§ Exercise requirements
Below are the records; copy each line in them that holds the word "this".

§ Records supplied

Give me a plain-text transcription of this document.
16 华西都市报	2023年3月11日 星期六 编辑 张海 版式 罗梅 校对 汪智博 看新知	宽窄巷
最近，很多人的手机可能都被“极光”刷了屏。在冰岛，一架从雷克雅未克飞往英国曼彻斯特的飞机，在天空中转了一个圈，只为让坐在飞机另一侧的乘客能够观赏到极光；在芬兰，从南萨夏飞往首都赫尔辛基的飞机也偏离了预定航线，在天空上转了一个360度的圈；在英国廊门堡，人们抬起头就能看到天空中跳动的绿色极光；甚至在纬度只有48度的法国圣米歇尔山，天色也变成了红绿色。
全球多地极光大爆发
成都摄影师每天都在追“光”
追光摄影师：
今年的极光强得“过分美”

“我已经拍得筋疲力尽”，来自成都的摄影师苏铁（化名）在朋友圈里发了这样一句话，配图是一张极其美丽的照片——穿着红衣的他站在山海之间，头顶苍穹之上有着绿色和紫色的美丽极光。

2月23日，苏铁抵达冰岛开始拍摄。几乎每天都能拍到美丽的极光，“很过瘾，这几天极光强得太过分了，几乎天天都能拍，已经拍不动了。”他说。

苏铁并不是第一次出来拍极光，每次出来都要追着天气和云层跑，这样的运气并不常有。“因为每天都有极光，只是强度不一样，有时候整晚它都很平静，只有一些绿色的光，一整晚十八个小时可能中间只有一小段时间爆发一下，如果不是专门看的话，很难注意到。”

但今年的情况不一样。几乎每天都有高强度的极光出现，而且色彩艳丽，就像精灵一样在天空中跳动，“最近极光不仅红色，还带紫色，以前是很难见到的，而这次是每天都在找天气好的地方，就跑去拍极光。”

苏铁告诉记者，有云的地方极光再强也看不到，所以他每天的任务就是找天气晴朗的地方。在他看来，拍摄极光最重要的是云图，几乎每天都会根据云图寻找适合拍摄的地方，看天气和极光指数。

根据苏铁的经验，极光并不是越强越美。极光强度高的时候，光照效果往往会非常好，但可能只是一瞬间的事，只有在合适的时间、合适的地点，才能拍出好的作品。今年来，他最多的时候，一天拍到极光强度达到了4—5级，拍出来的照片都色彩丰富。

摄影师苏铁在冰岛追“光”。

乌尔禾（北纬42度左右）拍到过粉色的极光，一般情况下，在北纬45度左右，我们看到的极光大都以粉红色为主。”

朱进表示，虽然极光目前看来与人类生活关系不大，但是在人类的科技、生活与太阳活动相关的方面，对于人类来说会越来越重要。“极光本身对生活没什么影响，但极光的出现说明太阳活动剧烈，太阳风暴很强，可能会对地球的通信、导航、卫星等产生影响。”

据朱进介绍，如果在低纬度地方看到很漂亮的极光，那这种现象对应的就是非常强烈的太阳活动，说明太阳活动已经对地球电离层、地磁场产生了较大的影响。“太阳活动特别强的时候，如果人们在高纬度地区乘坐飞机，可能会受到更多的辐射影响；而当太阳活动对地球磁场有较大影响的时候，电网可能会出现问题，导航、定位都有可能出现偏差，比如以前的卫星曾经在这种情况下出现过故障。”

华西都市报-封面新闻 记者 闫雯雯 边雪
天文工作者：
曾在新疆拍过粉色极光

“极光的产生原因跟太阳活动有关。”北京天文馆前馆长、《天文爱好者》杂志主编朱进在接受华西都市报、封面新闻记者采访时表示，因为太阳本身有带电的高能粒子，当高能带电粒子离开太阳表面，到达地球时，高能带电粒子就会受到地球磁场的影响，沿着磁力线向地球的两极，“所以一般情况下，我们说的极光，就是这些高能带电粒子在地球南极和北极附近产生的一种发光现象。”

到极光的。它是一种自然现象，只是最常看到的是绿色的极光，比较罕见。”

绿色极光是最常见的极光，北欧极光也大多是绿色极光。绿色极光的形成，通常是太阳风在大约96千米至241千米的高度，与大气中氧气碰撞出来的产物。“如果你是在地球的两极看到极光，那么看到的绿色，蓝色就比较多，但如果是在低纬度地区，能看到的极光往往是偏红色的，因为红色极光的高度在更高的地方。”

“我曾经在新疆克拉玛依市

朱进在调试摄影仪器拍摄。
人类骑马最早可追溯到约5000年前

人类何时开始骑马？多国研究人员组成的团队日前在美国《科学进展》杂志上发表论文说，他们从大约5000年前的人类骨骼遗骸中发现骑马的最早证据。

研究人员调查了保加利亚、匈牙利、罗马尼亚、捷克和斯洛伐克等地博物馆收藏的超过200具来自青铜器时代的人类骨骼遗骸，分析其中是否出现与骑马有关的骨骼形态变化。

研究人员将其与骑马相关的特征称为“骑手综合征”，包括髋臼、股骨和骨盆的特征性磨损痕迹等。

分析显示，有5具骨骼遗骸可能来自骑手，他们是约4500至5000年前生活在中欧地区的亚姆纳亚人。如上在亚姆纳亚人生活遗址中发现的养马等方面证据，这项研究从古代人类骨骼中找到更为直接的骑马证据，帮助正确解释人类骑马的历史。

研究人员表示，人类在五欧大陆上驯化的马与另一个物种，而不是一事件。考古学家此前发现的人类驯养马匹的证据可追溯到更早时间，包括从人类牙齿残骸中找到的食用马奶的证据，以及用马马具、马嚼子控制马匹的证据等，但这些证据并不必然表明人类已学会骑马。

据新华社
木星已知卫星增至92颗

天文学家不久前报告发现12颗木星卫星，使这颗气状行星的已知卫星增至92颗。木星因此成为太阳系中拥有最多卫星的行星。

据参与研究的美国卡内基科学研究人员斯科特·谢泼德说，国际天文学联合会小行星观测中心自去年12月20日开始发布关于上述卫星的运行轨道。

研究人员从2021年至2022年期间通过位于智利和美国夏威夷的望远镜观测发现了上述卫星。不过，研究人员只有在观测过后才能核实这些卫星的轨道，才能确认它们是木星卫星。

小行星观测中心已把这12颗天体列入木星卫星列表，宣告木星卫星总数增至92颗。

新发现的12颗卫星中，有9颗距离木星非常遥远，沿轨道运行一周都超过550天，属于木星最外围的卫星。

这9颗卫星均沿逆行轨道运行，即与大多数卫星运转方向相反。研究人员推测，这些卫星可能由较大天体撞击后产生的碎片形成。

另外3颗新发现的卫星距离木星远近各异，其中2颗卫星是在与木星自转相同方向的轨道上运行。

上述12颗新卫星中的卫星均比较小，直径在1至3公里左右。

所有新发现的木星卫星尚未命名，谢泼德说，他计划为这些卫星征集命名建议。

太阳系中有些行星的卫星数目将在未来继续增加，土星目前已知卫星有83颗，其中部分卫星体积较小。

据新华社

* * *

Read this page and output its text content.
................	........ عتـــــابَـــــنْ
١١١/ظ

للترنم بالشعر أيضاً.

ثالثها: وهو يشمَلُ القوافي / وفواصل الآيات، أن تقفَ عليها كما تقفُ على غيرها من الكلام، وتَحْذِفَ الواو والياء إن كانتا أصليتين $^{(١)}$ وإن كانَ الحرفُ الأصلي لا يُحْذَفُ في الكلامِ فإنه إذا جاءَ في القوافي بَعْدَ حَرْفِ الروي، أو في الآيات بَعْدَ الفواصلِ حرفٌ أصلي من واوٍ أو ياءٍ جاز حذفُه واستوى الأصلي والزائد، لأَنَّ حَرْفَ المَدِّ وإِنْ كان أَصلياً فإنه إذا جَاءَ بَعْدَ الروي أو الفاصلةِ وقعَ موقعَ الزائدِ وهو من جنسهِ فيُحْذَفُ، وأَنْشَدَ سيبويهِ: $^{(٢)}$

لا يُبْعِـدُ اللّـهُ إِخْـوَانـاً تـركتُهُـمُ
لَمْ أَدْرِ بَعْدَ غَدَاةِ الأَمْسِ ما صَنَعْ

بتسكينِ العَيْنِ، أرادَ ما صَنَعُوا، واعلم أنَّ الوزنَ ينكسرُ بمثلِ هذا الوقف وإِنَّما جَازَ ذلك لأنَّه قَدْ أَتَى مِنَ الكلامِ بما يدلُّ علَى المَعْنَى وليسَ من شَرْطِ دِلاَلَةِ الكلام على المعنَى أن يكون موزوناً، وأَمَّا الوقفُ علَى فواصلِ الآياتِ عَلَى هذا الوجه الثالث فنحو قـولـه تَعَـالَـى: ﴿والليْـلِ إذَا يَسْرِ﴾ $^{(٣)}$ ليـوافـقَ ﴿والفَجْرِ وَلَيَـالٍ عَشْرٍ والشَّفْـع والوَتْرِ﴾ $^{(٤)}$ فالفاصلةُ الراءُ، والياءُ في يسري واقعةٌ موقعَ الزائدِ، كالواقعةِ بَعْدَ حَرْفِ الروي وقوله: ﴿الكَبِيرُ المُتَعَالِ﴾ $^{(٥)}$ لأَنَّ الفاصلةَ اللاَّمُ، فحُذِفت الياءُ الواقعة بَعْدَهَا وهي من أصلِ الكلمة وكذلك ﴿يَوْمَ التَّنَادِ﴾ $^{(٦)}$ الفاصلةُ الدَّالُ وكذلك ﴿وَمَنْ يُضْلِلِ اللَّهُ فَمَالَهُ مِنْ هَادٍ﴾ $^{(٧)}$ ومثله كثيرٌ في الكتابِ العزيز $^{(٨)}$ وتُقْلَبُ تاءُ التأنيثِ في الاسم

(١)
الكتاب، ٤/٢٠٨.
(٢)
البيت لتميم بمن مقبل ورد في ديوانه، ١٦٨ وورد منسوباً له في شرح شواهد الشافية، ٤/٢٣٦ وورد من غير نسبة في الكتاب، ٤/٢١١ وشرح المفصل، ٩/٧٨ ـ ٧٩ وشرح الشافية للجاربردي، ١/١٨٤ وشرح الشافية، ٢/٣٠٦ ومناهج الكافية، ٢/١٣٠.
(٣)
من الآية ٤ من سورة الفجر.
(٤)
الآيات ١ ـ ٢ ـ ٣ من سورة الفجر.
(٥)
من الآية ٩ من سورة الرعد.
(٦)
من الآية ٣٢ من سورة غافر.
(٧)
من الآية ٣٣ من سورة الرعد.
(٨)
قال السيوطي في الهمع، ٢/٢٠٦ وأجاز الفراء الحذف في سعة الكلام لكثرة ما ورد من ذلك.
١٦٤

§ Output below
Give me a plain-text transcription of this document.
Read this page and output its text content.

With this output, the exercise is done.